EXTRACTED RECORDS start

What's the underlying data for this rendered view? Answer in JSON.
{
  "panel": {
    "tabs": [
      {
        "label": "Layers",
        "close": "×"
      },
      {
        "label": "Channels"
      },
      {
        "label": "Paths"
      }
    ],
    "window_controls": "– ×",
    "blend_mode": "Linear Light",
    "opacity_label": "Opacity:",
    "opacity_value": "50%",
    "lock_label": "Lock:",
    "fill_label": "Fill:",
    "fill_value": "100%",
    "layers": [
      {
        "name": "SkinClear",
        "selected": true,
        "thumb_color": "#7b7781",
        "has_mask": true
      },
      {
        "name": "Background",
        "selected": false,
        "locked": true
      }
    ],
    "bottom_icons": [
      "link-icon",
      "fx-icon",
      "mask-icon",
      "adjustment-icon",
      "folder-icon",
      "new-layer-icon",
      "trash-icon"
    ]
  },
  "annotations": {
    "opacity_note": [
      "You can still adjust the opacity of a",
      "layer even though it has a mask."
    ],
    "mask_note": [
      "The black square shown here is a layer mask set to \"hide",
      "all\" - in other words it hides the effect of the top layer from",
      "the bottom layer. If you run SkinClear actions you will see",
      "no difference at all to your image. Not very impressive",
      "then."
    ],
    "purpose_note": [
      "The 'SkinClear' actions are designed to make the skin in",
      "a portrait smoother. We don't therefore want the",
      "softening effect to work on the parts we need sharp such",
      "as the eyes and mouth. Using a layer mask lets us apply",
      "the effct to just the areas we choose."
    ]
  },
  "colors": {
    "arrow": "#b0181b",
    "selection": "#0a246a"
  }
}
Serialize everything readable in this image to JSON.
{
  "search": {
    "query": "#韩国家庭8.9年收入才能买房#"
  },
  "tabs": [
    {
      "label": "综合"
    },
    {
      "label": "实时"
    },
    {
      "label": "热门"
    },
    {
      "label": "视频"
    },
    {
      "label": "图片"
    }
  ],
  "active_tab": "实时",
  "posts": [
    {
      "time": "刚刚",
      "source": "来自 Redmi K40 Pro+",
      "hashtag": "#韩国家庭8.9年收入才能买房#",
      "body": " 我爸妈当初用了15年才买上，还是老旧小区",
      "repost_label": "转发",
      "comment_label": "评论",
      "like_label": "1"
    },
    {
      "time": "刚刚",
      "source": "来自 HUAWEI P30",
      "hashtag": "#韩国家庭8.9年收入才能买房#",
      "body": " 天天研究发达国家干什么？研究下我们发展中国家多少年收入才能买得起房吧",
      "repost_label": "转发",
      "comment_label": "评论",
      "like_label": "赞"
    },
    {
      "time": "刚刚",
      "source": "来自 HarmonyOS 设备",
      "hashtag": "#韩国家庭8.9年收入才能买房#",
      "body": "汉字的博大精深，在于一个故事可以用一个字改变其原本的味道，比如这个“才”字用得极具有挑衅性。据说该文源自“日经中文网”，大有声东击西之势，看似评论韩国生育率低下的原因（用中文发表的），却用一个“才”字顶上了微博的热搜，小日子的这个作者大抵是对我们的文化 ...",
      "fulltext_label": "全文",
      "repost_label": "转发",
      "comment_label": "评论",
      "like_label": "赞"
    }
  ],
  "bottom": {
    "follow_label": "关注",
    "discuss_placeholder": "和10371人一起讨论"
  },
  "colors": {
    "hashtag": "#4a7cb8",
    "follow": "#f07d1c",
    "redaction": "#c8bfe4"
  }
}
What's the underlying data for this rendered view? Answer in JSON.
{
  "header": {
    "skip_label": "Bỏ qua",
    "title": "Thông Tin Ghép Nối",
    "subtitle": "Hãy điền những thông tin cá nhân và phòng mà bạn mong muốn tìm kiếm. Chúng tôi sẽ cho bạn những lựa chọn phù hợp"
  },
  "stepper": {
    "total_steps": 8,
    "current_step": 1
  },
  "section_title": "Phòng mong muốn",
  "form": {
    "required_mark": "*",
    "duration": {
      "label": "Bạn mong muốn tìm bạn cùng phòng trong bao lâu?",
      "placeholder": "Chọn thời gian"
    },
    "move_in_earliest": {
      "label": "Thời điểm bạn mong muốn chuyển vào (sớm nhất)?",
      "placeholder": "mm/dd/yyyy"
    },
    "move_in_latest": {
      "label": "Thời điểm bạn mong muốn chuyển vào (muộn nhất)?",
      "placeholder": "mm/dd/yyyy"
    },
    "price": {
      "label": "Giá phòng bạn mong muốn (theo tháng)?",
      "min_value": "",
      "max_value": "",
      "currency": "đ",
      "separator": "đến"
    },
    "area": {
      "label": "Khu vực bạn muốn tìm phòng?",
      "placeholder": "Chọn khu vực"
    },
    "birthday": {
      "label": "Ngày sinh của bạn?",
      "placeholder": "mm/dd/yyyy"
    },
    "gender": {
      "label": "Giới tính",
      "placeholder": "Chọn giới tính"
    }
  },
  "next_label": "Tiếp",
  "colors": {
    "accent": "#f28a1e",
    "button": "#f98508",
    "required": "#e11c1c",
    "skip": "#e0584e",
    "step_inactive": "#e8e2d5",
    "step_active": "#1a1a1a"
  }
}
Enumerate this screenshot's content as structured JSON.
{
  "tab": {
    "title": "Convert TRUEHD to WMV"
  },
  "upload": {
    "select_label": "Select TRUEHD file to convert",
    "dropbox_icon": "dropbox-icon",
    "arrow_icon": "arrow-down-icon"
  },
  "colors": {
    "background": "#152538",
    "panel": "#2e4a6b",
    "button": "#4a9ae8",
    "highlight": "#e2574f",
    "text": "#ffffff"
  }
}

EXTRACTED RECORDS end

## EXERCISE GOAL
Take the line that contains "Enumerate this screenshot's" and each line after it down to the last of the records, and retype them exactly; add nothing else.

## FULL SOLUTION
Enumerate this screenshot's content as structured JSON.
{
  "tab": {
    "title": "Convert TRUEHD to WMV"
  },
  "upload": {
    "select_label": "Select TRUEHD file to convert",
    "dropbox_icon": "dropbox-icon",
    "arrow_icon": "arrow-down-icon"
  },
  "colors": {
    "background": "#152538",
    "panel": "#2e4a6b",
    "button": "#4a9ae8",
    "highlight": "#e2574f",
    "text": "#ffffff"
  }
}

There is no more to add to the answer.